Exercise requirements: The records are to be restated in their entirety, word for word.
======== Dataset records ========
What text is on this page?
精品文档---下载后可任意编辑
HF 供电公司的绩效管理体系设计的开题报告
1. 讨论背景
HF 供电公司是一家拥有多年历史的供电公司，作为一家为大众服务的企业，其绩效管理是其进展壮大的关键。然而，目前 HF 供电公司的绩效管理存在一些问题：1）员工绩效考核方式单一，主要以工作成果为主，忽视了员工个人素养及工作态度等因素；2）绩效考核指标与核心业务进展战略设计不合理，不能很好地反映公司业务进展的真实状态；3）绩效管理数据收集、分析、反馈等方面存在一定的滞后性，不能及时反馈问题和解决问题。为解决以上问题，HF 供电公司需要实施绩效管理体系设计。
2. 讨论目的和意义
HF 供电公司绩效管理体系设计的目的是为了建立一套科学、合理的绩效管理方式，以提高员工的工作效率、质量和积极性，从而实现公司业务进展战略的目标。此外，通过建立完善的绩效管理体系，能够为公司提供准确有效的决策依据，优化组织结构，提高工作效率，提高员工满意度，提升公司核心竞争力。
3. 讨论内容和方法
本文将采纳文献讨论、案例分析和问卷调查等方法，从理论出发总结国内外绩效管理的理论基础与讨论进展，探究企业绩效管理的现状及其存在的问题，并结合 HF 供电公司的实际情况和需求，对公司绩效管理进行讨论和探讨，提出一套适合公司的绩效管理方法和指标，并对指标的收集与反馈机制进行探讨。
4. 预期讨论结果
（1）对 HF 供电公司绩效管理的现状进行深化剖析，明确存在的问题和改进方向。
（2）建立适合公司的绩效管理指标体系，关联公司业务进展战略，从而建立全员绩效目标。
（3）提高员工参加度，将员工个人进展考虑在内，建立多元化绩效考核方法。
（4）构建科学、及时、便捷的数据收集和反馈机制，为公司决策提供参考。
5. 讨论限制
========
Answer to this exercise:
What text is on this page?
精品文档---下载后可任意编辑
HF 供电公司的绩效管理体系设计的开题报告
1. 讨论背景
HF 供电公司是一家拥有多年历史的供电公司，作为一家为大众服务的企业，其绩效管理是其进展壮大的关键。然而，目前 HF 供电公司的绩效管理存在一些问题：1）员工绩效考核方式单一，主要以工作成果为主，忽视了员工个人素养及工作态度等因素；2）绩效考核指标与核心业务进展战略设计不合理，不能很好地反映公司业务进展的真实状态；3）绩效管理数据收集、分析、反馈等方面存在一定的滞后性，不能及时反馈问题和解决问题。为解决以上问题，HF 供电公司需要实施绩效管理体系设计。
2. 讨论目的和意义
HF 供电公司绩效管理体系设计的目的是为了建立一套科学、合理的绩效管理方式，以提高员工的工作效率、质量和积极性，从而实现公司业务进展战略的目标。此外，通过建立完善的绩效管理体系，能够为公司提供准确有效的决策依据，优化组织结构，提高工作效率，提高员工满意度，提升公司核心竞争力。
3. 讨论内容和方法
本文将采纳文献讨论、案例分析和问卷调查等方法，从理论出发总结国内外绩效管理的理论基础与讨论进展，探究企业绩效管理的现状及其存在的问题，并结合 HF 供电公司的实际情况和需求，对公司绩效管理进行讨论和探讨，提出一套适合公司的绩效管理方法和指标，并对指标的收集与反馈机制进行探讨。
4. 预期讨论结果
（1）对 HF 供电公司绩效管理的现状进行深化剖析，明确存在的问题和改进方向。
（2）建立适合公司的绩效管理指标体系，关联公司业务进展战略，从而建立全员绩效目标。
（3）提高员工参加度，将员工个人进展考虑在内，建立多元化绩效考核方法。
（4）构建科学、及时、便捷的数据收集和反馈机制，为公司决策提供参考。
5. 讨论限制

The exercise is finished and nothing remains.